> _DIRECTION_: In the entries below, how many lines hold the string "rendered"? Give only the number.

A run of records
-----

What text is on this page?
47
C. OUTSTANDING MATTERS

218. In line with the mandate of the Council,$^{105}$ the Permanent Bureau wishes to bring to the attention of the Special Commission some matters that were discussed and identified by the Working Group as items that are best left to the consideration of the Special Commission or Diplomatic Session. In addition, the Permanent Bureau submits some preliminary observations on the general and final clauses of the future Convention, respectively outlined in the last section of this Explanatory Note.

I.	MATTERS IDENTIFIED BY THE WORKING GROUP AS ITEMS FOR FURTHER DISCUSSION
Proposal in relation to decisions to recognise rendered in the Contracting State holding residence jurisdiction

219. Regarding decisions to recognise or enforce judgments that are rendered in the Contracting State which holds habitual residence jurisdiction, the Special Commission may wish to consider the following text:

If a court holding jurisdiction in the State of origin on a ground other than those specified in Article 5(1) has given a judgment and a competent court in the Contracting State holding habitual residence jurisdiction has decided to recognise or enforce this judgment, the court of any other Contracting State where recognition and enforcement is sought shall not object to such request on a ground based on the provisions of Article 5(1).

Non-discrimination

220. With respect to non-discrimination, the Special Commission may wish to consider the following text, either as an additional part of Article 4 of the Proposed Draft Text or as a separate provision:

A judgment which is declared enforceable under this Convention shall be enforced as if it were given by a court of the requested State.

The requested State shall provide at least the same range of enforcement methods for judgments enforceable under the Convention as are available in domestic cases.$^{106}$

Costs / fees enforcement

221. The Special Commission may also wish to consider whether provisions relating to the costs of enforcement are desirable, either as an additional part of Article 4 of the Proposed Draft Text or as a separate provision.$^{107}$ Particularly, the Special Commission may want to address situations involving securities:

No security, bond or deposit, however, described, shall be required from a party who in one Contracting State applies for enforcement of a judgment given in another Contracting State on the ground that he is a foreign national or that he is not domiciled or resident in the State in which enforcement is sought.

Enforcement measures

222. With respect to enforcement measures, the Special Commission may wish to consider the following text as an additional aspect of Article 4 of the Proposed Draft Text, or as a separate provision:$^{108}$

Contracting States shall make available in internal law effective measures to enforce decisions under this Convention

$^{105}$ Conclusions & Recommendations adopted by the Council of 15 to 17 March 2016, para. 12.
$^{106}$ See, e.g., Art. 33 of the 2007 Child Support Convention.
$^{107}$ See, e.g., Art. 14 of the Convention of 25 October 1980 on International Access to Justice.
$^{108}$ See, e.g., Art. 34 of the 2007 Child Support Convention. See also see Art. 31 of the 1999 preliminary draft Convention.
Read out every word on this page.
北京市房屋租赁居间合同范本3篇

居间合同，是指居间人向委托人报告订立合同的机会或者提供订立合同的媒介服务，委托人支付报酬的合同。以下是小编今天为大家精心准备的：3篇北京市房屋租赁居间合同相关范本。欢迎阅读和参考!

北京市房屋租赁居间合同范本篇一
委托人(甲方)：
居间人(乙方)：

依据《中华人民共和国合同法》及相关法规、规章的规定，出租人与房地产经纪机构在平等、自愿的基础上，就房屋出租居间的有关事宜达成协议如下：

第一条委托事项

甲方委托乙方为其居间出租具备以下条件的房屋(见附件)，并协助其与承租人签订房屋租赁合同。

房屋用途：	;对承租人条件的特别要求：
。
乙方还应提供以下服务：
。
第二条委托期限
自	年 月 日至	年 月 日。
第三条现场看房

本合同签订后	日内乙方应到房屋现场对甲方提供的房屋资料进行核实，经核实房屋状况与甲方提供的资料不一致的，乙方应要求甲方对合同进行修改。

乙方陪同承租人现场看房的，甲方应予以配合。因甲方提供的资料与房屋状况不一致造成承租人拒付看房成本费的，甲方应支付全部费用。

-----

> _FULL SOLUTION_: 2